* begin *
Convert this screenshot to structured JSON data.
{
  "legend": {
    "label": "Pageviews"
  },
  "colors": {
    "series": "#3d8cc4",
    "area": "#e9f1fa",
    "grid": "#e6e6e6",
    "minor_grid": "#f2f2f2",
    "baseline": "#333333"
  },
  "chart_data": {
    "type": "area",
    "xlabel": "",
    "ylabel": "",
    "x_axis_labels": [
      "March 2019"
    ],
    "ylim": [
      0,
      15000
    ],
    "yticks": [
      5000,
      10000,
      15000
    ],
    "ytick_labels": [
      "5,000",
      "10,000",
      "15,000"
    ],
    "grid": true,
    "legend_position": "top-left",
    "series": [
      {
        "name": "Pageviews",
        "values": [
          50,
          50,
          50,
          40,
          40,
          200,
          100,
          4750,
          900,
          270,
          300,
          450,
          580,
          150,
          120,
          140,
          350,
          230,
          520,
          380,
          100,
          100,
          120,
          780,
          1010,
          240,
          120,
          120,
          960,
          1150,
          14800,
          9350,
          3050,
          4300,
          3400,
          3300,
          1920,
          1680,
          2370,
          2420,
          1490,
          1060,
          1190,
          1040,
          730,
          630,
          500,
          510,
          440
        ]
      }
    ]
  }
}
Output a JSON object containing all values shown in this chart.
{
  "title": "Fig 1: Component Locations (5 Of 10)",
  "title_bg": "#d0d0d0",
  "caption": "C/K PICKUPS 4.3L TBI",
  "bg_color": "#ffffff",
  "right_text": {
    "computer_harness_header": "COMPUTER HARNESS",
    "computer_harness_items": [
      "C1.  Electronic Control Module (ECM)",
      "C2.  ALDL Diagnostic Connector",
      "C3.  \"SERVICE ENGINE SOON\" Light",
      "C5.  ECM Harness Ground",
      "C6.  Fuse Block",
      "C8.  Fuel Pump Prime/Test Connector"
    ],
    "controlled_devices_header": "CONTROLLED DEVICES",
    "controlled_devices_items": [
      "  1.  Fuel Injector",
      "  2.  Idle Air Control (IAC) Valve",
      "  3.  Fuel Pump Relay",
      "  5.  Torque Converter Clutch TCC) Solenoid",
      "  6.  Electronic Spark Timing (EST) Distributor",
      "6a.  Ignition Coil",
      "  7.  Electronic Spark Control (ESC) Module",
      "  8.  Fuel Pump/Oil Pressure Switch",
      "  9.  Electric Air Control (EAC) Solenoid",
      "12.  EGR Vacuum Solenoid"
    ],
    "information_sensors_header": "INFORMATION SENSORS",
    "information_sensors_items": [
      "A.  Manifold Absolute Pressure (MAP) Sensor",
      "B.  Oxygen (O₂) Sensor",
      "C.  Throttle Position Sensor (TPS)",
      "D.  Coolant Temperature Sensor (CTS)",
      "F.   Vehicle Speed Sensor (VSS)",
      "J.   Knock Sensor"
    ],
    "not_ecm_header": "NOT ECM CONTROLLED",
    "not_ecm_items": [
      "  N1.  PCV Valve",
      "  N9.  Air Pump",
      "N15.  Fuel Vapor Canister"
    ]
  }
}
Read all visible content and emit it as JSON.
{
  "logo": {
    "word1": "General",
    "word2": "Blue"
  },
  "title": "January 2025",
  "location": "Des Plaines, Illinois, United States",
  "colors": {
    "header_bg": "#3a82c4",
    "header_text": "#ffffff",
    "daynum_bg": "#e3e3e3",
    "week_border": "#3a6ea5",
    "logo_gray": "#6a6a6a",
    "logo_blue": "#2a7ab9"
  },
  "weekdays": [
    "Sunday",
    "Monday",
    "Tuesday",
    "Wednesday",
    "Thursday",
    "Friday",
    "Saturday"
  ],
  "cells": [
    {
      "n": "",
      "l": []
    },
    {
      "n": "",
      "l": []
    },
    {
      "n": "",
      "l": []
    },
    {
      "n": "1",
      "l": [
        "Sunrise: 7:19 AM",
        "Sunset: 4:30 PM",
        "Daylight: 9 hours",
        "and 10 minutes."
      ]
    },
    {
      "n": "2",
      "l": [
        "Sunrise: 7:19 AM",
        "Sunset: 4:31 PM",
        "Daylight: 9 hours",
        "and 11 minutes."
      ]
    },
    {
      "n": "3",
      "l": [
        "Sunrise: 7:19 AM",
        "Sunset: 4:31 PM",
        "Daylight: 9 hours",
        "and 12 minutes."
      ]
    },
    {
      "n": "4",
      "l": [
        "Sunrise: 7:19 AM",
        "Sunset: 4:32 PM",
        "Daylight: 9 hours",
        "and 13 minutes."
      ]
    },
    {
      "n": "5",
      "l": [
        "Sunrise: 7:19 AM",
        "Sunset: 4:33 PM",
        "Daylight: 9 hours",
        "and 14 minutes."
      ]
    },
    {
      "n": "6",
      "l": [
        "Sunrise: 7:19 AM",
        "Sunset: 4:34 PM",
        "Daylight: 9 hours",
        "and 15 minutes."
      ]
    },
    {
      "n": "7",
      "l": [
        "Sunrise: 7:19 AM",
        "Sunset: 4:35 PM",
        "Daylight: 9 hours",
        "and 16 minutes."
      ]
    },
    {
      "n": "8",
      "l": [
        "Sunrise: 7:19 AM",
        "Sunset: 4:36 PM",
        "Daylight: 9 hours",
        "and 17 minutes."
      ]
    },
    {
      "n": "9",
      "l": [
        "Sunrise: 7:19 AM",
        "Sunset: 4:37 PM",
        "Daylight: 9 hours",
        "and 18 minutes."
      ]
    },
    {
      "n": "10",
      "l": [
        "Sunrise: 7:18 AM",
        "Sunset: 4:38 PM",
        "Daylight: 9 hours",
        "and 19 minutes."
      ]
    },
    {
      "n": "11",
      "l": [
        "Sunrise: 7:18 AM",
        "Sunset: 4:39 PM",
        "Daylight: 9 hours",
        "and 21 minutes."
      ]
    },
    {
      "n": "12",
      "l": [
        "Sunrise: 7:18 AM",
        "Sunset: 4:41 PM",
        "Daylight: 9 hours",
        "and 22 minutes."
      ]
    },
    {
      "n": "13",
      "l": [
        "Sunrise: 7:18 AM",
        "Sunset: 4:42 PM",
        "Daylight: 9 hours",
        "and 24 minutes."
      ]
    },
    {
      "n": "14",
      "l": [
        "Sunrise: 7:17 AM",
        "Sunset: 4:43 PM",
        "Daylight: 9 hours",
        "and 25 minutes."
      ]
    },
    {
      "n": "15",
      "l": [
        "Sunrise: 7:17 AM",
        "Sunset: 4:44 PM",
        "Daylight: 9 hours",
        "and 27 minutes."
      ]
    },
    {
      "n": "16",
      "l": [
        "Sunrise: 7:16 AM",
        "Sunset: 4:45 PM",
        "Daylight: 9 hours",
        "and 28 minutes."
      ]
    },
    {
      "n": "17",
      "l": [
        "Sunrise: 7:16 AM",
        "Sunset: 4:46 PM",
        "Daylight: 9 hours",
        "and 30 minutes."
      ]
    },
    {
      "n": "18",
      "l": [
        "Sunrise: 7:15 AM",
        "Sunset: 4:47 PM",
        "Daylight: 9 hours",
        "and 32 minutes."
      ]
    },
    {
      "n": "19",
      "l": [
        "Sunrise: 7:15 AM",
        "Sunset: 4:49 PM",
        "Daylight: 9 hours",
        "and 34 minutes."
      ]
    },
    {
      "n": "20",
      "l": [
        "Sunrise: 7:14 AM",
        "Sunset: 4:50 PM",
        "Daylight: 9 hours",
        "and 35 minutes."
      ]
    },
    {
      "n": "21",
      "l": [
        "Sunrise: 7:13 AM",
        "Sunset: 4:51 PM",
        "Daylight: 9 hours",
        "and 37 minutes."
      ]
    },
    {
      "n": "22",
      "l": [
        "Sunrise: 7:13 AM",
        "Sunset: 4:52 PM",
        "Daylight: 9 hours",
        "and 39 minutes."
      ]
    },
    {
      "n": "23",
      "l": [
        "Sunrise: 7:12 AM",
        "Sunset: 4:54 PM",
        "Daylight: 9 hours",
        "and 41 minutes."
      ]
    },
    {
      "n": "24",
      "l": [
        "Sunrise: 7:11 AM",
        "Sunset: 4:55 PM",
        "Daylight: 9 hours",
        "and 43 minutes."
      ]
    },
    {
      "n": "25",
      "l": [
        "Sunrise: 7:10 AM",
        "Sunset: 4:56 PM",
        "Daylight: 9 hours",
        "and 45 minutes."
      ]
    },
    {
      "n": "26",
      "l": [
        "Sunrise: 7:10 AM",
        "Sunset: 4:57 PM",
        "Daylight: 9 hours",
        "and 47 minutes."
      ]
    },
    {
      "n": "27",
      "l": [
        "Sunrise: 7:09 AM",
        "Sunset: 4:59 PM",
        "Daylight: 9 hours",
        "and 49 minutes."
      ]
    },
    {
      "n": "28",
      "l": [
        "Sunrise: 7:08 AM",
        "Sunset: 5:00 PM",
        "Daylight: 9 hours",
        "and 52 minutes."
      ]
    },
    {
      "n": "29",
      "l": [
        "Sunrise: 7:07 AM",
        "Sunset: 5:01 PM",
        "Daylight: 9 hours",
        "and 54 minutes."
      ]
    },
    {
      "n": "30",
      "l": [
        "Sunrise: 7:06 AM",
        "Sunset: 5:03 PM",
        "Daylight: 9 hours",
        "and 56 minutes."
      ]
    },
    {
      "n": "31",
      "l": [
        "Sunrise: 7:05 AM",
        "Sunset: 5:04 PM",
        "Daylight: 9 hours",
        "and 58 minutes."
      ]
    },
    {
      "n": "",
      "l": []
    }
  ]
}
* end *
# Stated goal
Extract every line that has the string "Pump" in it.

# Answer to the task
      "C8.  Fuel Pump Prime/Test Connector"
      "  3.  Fuel Pump Relay",
      "  8.  Fuel Pump/Oil Pressure Switch",
      "  N9.  Air Pump",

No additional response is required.